FIG. 1.

The common trimer-of-hairpins pathway of membrane fusion. (A) The model depicts a Class I fusion protein, but related structures (e.g., prehairpins and trimers-of-hairpins) form for Class II and III proteins, which also promote membrane merger through stages of close apposition (iv), hemifusion (v), small fusion pores (not shown), and large fusion pores (vi). See Table 2 and text for comparisons among the different classes of viral fusion proteins. The depicted Class I fusion protein is one that does not require any other viral surface proteins for fusion (e.g., influenza HA or a retroviral Env); it contains both a receptor binding subunit (labeled rb in image i) and a fusion subunit (labeled f in images i to iii). The target and viral membranes are, respectively, at the top and bottom of the images. The receptor binding subunit (rb) is not shown beyond image i as its location at the later stages is not known; in all cases studied, however, the rb subunit of this type of class I fusion protein must move out of the way, thus unclamping the fusion subunit in the metastable fusion competent state and allowing fusion to proceed. For Class I fusion proteins six helix bundles (6HBs) are seen in their bundle (v) and trimer-of-hairpins (vi) forms; the length and position of the 6HB varies for different proteins. The starting (i) and final (vi) images represent structures that are known for several viral fusion proteins; high level structural information is currently lacking on the intermediates. (B) The key features of a class I fusion protein from N- to C-terminus: a fusion peptide (FP) at or near the N-terminus, an N-heptad repeat (N-HR aka HR1 or HRA), a C-heptad repeat (C-HR aka HR2 or HRB), a transmembrane domain (TMD), and a cytoplasmic tail (squiggle). Linkers of variable lengths are indicated as straight lines. (The // between the N- and C-heptad repeats indicates that the length of these linkers varies considerably). Peptide analogs of the N-HR and C-HR helices can inhibit fusion and infection.

§ **Exercise data**:
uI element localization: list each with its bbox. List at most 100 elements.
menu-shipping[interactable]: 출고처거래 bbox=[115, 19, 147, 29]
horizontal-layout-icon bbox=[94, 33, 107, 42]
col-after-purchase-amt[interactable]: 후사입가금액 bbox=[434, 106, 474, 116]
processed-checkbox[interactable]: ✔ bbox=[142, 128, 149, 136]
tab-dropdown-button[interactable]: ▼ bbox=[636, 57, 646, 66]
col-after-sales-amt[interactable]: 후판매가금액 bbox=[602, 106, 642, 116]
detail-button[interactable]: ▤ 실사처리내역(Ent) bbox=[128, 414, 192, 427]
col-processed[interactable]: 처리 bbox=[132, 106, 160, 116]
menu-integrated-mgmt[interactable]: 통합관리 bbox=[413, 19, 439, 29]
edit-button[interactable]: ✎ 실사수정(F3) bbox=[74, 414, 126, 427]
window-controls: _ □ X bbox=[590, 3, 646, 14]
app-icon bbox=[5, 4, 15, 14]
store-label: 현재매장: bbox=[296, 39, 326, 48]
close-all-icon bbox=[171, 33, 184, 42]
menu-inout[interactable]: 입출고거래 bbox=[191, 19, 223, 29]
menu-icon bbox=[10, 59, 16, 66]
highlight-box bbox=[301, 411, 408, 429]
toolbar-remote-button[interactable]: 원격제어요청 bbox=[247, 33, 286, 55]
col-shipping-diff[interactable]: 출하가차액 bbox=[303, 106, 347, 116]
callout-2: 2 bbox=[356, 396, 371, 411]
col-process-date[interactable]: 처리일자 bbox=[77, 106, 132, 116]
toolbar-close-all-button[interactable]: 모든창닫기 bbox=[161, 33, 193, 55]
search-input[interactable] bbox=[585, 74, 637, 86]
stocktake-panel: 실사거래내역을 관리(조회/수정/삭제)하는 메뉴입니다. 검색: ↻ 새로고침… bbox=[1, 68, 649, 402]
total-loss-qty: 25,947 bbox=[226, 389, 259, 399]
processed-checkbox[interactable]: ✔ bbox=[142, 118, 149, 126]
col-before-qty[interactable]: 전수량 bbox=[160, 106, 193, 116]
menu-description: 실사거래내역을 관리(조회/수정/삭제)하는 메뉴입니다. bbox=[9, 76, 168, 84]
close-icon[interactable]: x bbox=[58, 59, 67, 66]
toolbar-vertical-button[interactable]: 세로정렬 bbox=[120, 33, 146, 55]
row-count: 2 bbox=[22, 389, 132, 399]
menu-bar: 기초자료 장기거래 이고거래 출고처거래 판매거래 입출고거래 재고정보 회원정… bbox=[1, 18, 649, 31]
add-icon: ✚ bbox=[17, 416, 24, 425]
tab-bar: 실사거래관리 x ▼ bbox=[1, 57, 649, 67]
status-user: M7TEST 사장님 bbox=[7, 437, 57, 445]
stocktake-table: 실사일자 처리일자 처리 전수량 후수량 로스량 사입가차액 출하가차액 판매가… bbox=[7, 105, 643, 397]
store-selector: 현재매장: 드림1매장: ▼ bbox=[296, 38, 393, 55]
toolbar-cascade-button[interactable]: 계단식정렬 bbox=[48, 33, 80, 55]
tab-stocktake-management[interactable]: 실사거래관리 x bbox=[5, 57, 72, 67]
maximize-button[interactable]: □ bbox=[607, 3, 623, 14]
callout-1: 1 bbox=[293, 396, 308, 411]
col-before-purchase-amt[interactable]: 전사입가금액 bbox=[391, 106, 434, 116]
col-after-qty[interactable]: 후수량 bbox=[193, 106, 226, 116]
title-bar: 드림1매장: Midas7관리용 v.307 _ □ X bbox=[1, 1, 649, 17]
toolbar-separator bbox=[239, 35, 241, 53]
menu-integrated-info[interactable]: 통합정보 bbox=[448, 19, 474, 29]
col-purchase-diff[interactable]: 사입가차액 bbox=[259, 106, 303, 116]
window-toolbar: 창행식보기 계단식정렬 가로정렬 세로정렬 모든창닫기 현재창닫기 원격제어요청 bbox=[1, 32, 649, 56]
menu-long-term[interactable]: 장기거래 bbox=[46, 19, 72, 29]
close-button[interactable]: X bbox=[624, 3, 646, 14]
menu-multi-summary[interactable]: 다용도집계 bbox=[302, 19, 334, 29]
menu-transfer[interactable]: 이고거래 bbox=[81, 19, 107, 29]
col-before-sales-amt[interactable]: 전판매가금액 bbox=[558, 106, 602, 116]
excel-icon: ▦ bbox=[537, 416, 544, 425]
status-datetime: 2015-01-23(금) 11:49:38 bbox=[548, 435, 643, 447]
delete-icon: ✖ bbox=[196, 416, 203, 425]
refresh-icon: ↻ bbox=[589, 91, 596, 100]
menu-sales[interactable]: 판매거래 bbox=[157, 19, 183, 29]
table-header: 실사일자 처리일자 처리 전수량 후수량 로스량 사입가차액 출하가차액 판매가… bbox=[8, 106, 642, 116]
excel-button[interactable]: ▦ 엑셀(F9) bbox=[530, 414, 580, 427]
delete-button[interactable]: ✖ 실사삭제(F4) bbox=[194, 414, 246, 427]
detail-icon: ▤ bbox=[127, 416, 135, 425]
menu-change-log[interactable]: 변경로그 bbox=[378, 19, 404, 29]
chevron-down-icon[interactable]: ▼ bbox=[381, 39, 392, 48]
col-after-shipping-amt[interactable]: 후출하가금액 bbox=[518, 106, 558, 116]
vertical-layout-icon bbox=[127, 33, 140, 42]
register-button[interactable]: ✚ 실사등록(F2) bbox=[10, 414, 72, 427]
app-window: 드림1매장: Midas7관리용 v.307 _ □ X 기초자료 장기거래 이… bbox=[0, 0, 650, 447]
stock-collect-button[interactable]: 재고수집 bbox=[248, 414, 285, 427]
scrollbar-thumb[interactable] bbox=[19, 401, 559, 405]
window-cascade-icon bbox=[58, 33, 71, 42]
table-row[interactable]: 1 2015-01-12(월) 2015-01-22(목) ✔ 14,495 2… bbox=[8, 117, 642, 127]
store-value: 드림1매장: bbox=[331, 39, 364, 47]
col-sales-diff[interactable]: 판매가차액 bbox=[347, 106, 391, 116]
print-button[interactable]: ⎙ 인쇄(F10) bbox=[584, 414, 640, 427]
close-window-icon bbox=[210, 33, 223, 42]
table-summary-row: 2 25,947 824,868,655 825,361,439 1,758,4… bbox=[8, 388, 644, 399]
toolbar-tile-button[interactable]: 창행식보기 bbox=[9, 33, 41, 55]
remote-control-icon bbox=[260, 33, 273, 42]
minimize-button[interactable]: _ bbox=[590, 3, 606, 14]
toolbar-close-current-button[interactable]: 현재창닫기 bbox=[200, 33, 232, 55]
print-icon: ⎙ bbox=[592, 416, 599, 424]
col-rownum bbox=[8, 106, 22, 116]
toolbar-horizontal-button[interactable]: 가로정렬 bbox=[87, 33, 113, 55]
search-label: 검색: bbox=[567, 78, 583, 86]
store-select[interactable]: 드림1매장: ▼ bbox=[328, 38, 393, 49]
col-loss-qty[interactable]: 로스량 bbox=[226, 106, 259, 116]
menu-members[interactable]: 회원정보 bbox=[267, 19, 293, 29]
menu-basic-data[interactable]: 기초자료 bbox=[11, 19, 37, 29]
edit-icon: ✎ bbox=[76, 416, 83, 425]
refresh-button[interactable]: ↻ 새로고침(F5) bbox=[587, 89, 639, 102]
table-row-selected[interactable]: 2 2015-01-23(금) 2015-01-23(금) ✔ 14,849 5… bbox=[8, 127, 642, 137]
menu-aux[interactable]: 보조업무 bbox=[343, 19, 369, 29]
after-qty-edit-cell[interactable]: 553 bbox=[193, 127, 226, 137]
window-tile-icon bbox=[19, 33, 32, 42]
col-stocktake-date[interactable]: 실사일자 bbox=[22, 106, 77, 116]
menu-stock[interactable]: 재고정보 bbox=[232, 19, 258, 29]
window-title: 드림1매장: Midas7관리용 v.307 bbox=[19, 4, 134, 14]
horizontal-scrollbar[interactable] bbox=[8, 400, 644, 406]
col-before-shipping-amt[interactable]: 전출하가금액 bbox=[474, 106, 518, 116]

§ **Work task**:
Using the membrane fusion caption, explain in one to three sentences why the receptor binding subunit does not appear past image i.

§ **Answer section**:
The receptor binding subunit is left out after image i because its location at the later stages is not known.